EXERCISE INSTRUCTIONS: Collect from the data below each line with "JSON".

MATERIAL SHOWN:
BEGIN
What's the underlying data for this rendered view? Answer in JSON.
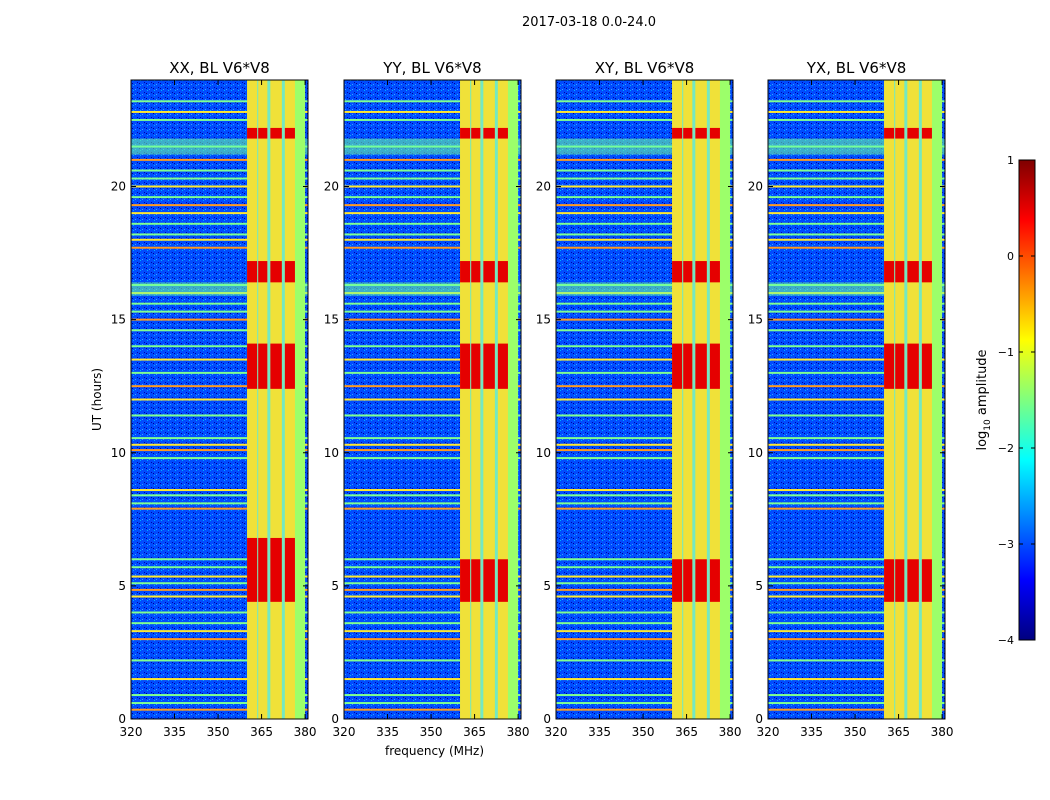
{
  "figure_title": "2017-03-18 0.0-24.0",
  "colormap": [
    "#00007f",
    "#0000ff",
    "#007fff",
    "#00ffff",
    "#7fff7f",
    "#ffff00",
    "#ff7f00",
    "#ff0000",
    "#7f0000"
  ],
  "chart_data": [
    {
      "type": "heatmap",
      "title": "XX, BL V6*V8",
      "xlabel": "",
      "ylabel": "UT (hours)",
      "xlim": [
        320,
        381
      ],
      "ylim": [
        0,
        24
      ],
      "xticks": [
        320,
        335,
        350,
        365,
        380
      ],
      "yticks": [
        0,
        5,
        10,
        15,
        20
      ],
      "value_label": "log10 amplitude",
      "background_log_amplitude": -3,
      "signal_band_mhz": [
        360,
        380
      ],
      "signal_channels_mhz": [
        [
          360.0,
          363.5
        ],
        [
          363.8,
          367.0
        ],
        [
          368.0,
          372.0
        ],
        [
          373.0,
          376.5
        ]
      ],
      "bright_intervals_hours": [
        [
          21.8,
          22.2
        ],
        [
          16.4,
          17.2
        ],
        [
          12.4,
          14.1
        ],
        [
          4.4,
          6.8
        ]
      ],
      "max_log_amplitude": 1
    },
    {
      "type": "heatmap",
      "title": "YY, BL V6*V8",
      "xlabel": "frequency (MHz)",
      "ylabel": "",
      "xlim": [
        320,
        381
      ],
      "ylim": [
        0,
        24
      ],
      "xticks": [
        320,
        335,
        350,
        365,
        380
      ],
      "yticks": [
        0,
        5,
        10,
        15,
        20
      ],
      "value_label": "log10 amplitude",
      "background_log_amplitude": -3,
      "signal_band_mhz": [
        360,
        380
      ],
      "signal_channels_mhz": [
        [
          360.0,
          363.5
        ],
        [
          363.8,
          367.0
        ],
        [
          368.0,
          372.0
        ],
        [
          373.0,
          376.5
        ]
      ],
      "bright_intervals_hours": [
        [
          21.8,
          22.2
        ],
        [
          16.4,
          17.2
        ],
        [
          12.4,
          14.1
        ],
        [
          4.4,
          6.0
        ]
      ],
      "max_log_amplitude": 1
    },
    {
      "type": "heatmap",
      "title": "XY, BL V6*V8",
      "xlabel": "",
      "ylabel": "",
      "xlim": [
        320,
        381
      ],
      "ylim": [
        0,
        24
      ],
      "xticks": [
        320,
        335,
        350,
        365,
        380
      ],
      "yticks": [
        0,
        5,
        10,
        15,
        20
      ],
      "value_label": "log10 amplitude",
      "background_log_amplitude": -3,
      "signal_band_mhz": [
        360,
        380
      ],
      "signal_channels_mhz": [
        [
          360.0,
          363.5
        ],
        [
          363.8,
          367.0
        ],
        [
          368.0,
          372.0
        ],
        [
          373.0,
          376.5
        ]
      ],
      "bright_intervals_hours": [
        [
          21.8,
          22.2
        ],
        [
          16.4,
          17.2
        ],
        [
          12.4,
          14.1
        ],
        [
          4.4,
          6.0
        ]
      ],
      "max_log_amplitude": 1
    },
    {
      "type": "heatmap",
      "title": "YX, BL V6*V8",
      "xlabel": "",
      "ylabel": "",
      "xlim": [
        320,
        381
      ],
      "ylim": [
        0,
        24
      ],
      "xticks": [
        320,
        335,
        350,
        365,
        380
      ],
      "yticks": [
        0,
        5,
        10,
        15,
        20
      ],
      "value_label": "log10 amplitude",
      "background_log_amplitude": -3,
      "signal_band_mhz": [
        360,
        380
      ],
      "signal_channels_mhz": [
        [
          360.0,
          363.5
        ],
        [
          363.8,
          367.0
        ],
        [
          368.0,
          372.0
        ],
        [
          373.0,
          376.5
        ]
      ],
      "bright_intervals_hours": [
        [
          21.8,
          22.2
        ],
        [
          16.4,
          17.2
        ],
        [
          12.4,
          14.1
        ],
        [
          4.4,
          6.0
        ]
      ],
      "max_log_amplitude": 1
    }
  ],
  "rfi_lines_hours": [
    0.35,
    0.6,
    0.9,
    1.5,
    2.2,
    3.0,
    3.3,
    3.6,
    4.0,
    4.6,
    4.85,
    5.1,
    5.35,
    5.7,
    6.0,
    7.9,
    8.1,
    8.4,
    8.6,
    9.8,
    10.1,
    10.3,
    10.55,
    11.4,
    12.0,
    12.5,
    13.0,
    13.5,
    14.0,
    14.6,
    15.0,
    15.3,
    15.6,
    16.0,
    16.3,
    17.7,
    18.0,
    18.2,
    18.6,
    19.0,
    19.3,
    19.6,
    20.0,
    20.3,
    20.6,
    21.0,
    21.5,
    22.5,
    22.8,
    23.2
  ],
  "colorbar": {
    "label": "log",
    "label_sub": "10",
    "label_rest": " amplitude",
    "ticks": [
      {
        "value": 1,
        "label": "1"
      },
      {
        "value": 0,
        "label": "0"
      },
      {
        "value": -1,
        "label": "−1"
      },
      {
        "value": -2,
        "label": "−2"
      },
      {
        "value": -3,
        "label": "−3"
      },
      {
        "value": -4,
        "label": "−4"
      }
    ],
    "range": [
      -4,
      1
    ]
  }
}
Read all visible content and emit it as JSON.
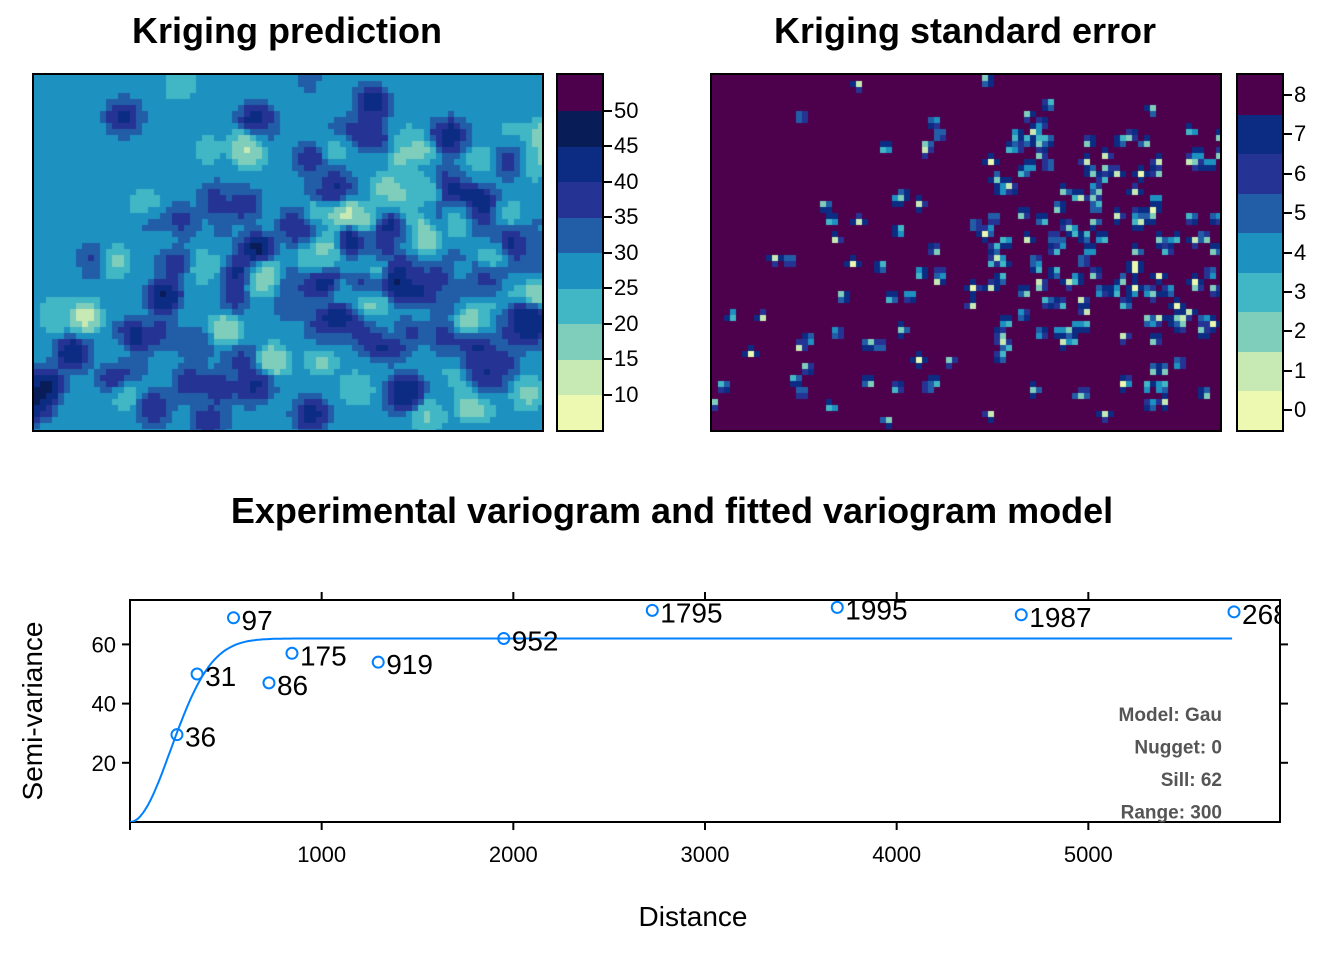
{
  "chart_data": [
    {
      "type": "heatmap",
      "title": "Kriging prediction",
      "legend": {
        "breaks": [
          5,
          10,
          15,
          20,
          25,
          30,
          35,
          40,
          45,
          50,
          55
        ],
        "tick_labels": [
          "10",
          "15",
          "20",
          "25",
          "30",
          "35",
          "40",
          "45",
          "50"
        ],
        "colors": [
          "#edf8b1",
          "#c7e9b4",
          "#7fcdbb",
          "#41b6c4",
          "#1d91c0",
          "#225ea8",
          "#253494",
          "#0c2c84",
          "#081d58",
          "#4d004b"
        ],
        "placement": "right"
      },
      "background_value": 28,
      "colors": {
        "background": "#41b6c4"
      }
    },
    {
      "type": "heatmap",
      "title": "Kriging standard error",
      "legend": {
        "breaks": [
          -0.5,
          0.5,
          1.5,
          2.5,
          3.5,
          4.5,
          5.5,
          6.5,
          7.5,
          8.5
        ],
        "tick_labels": [
          "0",
          "1",
          "2",
          "3",
          "4",
          "5",
          "6",
          "7",
          "8"
        ],
        "colors": [
          "#edf8b1",
          "#c7e9b4",
          "#7fcdbb",
          "#41b6c4",
          "#1d91c0",
          "#225ea8",
          "#253494",
          "#0c2c84",
          "#4d004b"
        ],
        "placement": "right"
      },
      "background_value": 8,
      "colors": {
        "background": "#4d004b"
      }
    },
    {
      "type": "scatter",
      "title": "Experimental variogram and fitted variogram model",
      "xlabel": "Distance",
      "ylabel": "Semi-variance",
      "xlim": [
        0,
        6000
      ],
      "ylim": [
        0,
        75
      ],
      "x_ticks": [
        1000,
        2000,
        3000,
        4000,
        5000
      ],
      "y_ticks": [
        20,
        40,
        60
      ],
      "points": [
        {
          "x": 245,
          "y": 29.5,
          "label": "36"
        },
        {
          "x": 350,
          "y": 50,
          "label": "31"
        },
        {
          "x": 540,
          "y": 69,
          "label": "97"
        },
        {
          "x": 725,
          "y": 47,
          "label": "86"
        },
        {
          "x": 845,
          "y": 57,
          "label": "175"
        },
        {
          "x": 1295,
          "y": 54,
          "label": "919"
        },
        {
          "x": 1950,
          "y": 62,
          "label": "952"
        },
        {
          "x": 2725,
          "y": 71.5,
          "label": "1795"
        },
        {
          "x": 3690,
          "y": 72.5,
          "label": "1995"
        },
        {
          "x": 4650,
          "y": 70,
          "label": "1987"
        },
        {
          "x": 5760,
          "y": 71,
          "label": "268"
        }
      ],
      "model": {
        "type": "Gaussian",
        "nugget": 0,
        "sill": 62,
        "range": 300
      },
      "annotation": [
        "Model: Gau",
        "Nugget: 0",
        "Sill: 62",
        "Range: 300"
      ],
      "colors": {
        "points": "#0080ff",
        "line": "#0080ff",
        "annotation": "#555555"
      }
    }
  ]
}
END
FINISHED ANSWER:
What's the underlying data for this rendered view? Answer in JSON.
Read all visible content and emit it as JSON.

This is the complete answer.